— START RECORDS FOR THE EXERCISE —

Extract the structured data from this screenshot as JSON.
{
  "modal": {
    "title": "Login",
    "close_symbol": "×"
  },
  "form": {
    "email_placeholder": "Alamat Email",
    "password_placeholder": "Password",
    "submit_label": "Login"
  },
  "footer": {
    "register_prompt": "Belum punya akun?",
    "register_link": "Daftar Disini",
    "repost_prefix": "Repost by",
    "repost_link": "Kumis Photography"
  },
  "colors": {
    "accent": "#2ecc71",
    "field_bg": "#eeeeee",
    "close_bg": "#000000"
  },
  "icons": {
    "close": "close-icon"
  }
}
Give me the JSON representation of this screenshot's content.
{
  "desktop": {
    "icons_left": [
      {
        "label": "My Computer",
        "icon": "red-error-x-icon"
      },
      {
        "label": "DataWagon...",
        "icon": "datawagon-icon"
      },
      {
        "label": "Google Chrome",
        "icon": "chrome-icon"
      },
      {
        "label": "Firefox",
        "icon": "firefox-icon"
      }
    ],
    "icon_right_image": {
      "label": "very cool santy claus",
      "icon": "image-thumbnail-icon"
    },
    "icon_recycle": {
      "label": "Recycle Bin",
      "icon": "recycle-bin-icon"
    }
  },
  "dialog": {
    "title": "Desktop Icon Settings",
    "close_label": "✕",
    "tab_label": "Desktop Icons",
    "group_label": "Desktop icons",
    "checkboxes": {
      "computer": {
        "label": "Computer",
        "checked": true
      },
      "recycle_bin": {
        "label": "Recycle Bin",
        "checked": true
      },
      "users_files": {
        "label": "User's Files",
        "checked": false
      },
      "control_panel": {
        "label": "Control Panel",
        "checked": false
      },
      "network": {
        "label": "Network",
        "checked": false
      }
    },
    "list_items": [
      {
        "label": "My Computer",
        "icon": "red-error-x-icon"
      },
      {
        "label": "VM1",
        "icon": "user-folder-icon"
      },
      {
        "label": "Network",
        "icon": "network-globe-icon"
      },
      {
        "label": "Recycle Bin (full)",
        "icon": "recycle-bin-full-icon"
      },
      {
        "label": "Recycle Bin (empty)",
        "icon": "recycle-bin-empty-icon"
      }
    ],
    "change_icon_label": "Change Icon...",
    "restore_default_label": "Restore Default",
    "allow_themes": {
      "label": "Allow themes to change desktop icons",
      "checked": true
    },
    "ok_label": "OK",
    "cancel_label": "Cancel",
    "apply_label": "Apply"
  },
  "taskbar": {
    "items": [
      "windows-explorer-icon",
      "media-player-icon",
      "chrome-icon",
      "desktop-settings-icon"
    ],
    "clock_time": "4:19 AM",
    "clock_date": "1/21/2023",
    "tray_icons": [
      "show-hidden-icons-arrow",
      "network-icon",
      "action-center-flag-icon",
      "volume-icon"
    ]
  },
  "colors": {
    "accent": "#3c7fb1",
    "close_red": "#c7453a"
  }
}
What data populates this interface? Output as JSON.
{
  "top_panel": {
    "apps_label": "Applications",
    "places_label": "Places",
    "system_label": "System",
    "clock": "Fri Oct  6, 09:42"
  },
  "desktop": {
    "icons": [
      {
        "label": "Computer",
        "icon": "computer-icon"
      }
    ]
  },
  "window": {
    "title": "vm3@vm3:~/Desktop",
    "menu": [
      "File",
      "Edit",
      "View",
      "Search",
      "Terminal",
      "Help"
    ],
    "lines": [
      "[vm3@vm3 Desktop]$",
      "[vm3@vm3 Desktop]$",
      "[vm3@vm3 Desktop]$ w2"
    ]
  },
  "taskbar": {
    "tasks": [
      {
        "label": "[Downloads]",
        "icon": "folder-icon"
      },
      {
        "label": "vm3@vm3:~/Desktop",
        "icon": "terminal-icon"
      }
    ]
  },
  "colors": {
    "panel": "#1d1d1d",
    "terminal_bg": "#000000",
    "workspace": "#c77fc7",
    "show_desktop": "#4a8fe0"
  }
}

— END RECORDS FOR THE EXERCISE —
— START RECORDS FOR THE EXERCISE —

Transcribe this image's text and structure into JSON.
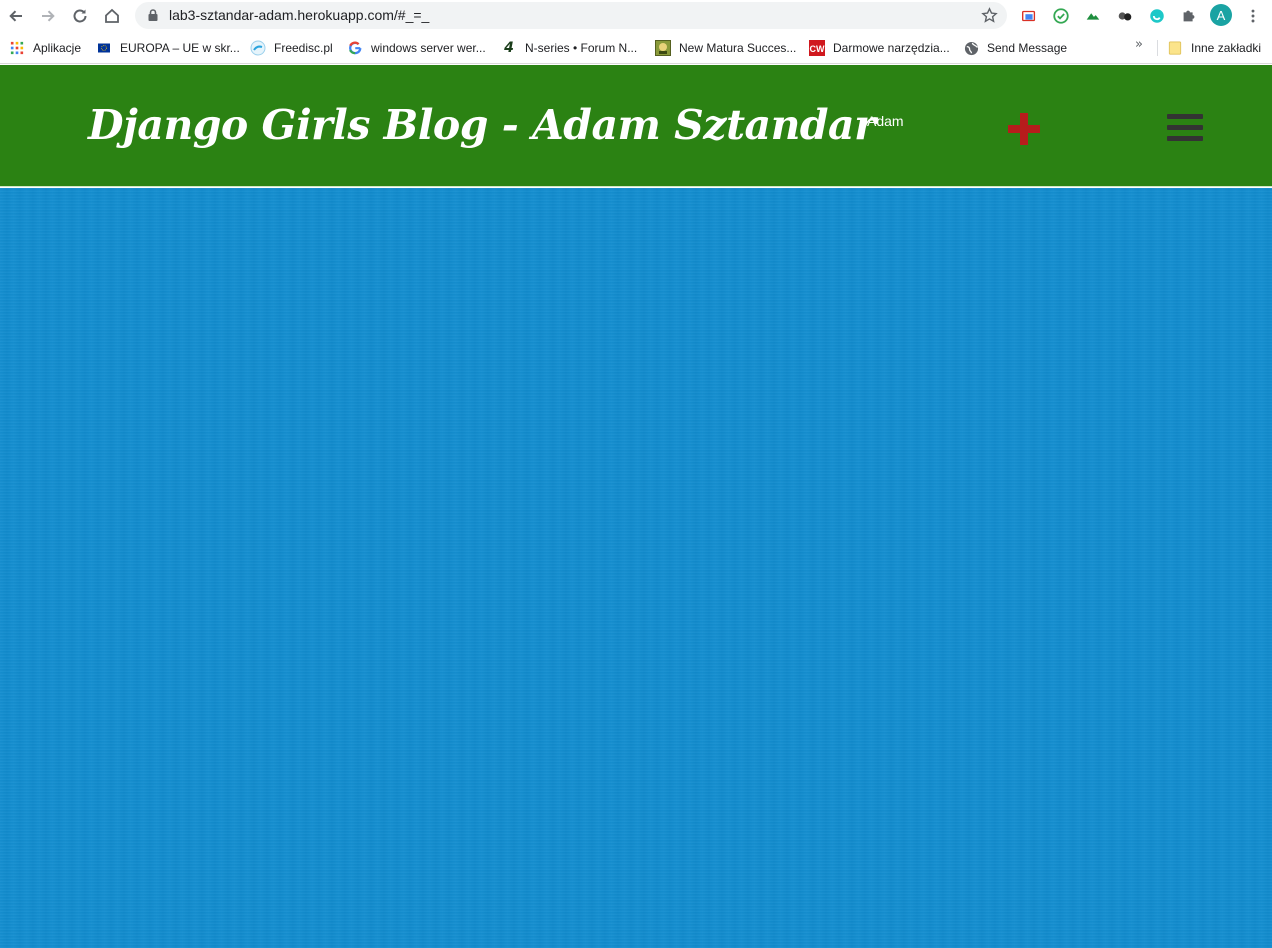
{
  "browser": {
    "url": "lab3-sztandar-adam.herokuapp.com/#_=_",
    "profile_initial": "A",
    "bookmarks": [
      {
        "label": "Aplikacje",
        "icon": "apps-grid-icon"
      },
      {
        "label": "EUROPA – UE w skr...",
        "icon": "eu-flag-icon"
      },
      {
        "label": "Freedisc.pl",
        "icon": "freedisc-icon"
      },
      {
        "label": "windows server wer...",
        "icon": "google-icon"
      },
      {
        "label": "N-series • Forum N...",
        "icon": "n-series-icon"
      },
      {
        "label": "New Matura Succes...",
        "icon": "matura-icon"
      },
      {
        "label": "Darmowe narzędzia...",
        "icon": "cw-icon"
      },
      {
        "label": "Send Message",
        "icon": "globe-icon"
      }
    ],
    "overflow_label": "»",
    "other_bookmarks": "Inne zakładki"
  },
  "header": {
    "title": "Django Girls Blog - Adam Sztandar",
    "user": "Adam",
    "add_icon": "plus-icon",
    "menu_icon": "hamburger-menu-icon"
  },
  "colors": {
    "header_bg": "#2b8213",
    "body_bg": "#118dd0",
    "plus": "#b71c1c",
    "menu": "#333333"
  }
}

— END RECORDS FOR THE EXERCISE —
— START RECORDS FOR THE EXERCISE —

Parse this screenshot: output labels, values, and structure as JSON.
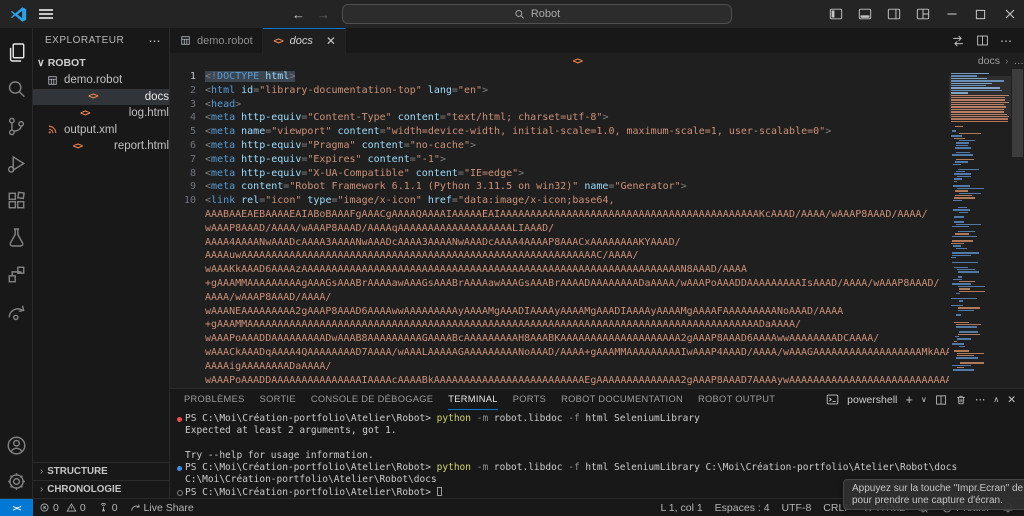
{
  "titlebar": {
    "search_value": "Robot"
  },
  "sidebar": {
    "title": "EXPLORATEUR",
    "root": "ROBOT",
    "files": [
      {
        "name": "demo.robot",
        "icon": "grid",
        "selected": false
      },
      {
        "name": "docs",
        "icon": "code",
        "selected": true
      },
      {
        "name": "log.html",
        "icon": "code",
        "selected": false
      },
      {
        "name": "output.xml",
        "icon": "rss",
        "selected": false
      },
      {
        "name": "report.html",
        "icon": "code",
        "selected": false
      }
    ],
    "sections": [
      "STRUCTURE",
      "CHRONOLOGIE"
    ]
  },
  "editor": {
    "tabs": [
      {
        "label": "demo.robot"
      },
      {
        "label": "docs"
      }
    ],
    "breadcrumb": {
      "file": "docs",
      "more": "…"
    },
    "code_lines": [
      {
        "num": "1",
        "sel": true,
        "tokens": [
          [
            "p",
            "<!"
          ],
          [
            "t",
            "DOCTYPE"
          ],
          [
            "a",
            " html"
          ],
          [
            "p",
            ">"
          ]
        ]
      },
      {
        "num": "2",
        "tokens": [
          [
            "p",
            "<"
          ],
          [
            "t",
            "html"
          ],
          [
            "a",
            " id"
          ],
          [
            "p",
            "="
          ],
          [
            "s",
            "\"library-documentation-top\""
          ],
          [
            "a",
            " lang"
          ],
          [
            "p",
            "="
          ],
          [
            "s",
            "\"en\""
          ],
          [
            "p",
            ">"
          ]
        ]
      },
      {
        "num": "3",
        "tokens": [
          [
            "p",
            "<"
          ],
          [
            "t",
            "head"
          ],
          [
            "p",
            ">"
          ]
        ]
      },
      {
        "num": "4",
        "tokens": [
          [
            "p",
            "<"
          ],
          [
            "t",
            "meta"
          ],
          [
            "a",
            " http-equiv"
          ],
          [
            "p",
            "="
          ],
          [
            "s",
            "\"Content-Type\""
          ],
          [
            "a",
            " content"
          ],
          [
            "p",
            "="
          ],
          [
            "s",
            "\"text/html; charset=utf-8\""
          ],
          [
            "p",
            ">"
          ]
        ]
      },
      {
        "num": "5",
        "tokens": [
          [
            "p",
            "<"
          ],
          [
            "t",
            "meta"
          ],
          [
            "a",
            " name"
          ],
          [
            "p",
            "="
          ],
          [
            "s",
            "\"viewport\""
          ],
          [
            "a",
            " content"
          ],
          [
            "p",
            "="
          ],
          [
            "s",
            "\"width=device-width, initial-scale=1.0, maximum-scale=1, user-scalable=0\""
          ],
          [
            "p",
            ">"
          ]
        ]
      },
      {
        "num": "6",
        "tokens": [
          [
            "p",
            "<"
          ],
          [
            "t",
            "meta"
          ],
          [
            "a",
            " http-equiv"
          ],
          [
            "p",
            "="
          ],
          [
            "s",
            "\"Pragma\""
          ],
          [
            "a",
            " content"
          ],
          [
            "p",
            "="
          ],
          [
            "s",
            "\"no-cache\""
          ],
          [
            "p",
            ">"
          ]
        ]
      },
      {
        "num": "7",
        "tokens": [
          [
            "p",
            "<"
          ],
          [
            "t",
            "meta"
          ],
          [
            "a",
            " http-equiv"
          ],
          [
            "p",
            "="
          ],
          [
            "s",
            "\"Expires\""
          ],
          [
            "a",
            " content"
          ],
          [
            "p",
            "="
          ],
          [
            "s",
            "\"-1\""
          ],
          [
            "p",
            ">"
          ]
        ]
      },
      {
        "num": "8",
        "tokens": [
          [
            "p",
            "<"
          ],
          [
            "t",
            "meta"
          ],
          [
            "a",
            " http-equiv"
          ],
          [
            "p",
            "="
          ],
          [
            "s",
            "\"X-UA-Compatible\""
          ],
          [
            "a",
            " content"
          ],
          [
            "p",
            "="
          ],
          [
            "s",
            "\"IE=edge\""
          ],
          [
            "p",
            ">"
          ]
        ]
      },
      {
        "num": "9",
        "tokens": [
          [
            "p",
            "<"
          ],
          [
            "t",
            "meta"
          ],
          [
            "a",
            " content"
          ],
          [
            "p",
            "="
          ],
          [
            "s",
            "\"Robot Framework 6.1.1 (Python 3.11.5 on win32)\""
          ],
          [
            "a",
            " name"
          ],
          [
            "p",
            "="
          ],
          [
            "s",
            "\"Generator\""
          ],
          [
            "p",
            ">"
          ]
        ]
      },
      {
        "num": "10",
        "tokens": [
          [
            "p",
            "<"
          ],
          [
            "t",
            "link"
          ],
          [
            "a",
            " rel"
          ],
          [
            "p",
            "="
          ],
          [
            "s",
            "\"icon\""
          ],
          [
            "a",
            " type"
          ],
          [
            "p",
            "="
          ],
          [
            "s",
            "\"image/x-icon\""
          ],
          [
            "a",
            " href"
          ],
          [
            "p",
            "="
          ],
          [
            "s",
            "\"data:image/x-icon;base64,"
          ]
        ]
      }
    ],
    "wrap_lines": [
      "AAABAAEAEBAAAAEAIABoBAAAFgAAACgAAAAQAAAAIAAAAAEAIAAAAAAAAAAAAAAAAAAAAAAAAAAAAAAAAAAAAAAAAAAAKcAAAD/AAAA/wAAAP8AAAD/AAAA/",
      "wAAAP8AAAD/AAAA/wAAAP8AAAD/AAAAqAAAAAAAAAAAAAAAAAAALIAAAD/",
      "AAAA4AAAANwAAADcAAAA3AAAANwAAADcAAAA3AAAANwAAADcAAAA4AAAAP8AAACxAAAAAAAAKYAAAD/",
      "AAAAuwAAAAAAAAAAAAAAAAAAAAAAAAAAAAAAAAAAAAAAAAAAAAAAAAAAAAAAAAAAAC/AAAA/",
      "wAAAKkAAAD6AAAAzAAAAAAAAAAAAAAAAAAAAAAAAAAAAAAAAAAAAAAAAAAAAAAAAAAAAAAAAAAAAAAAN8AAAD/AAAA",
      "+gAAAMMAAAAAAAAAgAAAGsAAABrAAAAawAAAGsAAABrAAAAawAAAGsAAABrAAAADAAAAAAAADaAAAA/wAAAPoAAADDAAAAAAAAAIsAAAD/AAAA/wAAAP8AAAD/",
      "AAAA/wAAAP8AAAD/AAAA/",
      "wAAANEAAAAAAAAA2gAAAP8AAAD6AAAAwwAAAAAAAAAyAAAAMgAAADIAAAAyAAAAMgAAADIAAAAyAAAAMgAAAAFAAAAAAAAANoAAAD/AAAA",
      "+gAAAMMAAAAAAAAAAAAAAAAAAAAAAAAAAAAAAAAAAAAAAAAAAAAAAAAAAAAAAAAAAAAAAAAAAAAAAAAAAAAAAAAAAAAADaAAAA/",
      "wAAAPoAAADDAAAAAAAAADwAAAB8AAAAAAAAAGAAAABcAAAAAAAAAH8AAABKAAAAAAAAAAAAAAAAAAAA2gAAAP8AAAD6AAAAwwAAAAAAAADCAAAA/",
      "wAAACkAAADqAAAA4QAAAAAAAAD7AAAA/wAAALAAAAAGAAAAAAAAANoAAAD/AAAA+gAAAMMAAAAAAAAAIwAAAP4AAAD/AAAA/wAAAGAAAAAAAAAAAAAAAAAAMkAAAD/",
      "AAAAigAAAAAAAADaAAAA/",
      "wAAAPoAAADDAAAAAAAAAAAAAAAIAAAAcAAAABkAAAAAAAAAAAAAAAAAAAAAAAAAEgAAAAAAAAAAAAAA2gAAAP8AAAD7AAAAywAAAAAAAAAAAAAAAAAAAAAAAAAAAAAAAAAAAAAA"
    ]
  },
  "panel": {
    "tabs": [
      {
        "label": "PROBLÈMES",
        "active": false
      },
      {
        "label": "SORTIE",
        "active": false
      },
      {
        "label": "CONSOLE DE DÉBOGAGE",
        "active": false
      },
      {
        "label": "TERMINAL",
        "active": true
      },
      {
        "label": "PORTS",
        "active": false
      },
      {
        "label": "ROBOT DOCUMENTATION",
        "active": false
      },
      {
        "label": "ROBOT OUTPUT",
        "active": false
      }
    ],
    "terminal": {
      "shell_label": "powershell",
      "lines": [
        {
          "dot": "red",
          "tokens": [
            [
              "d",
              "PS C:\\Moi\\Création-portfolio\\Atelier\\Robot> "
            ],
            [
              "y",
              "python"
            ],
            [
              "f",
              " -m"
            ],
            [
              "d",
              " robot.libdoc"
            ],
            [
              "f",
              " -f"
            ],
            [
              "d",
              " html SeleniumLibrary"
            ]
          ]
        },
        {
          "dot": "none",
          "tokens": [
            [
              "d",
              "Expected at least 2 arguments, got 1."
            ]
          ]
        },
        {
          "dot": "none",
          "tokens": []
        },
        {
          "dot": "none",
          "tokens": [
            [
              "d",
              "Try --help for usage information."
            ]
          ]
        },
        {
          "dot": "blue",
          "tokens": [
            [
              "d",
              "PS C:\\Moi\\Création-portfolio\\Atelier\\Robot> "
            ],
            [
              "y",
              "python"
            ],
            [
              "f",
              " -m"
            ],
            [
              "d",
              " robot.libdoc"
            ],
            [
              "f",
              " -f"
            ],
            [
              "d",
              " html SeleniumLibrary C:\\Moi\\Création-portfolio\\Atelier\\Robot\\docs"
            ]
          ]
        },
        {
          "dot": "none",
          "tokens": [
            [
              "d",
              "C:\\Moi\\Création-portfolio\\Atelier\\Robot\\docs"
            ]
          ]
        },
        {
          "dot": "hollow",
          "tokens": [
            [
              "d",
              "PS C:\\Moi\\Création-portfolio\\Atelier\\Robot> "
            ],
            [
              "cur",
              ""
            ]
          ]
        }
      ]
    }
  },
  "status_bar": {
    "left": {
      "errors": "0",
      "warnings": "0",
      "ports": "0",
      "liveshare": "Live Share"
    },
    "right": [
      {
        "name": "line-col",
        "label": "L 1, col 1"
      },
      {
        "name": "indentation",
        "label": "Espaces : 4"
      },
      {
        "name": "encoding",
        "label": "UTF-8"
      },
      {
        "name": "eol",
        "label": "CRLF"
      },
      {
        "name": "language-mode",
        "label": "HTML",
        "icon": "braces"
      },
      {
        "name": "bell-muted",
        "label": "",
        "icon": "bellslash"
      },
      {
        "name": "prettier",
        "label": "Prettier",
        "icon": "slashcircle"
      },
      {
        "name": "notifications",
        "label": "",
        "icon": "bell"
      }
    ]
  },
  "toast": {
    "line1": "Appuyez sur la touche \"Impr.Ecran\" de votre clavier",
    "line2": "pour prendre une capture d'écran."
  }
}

— END RECORDS FOR THE EXERCISE —

**WORK TO DO**
Search the records for the word "JSON" and copy every line where it occurs.

**TASK ANSWER**
Extract the structured data from this screenshot as JSON.
Give me the JSON representation of this screenshot's content.
What data populates this interface? Output as JSON.
Transcribe this image's text and structure into JSON.
Parse this screenshot: output labels, values, and structure as JSON.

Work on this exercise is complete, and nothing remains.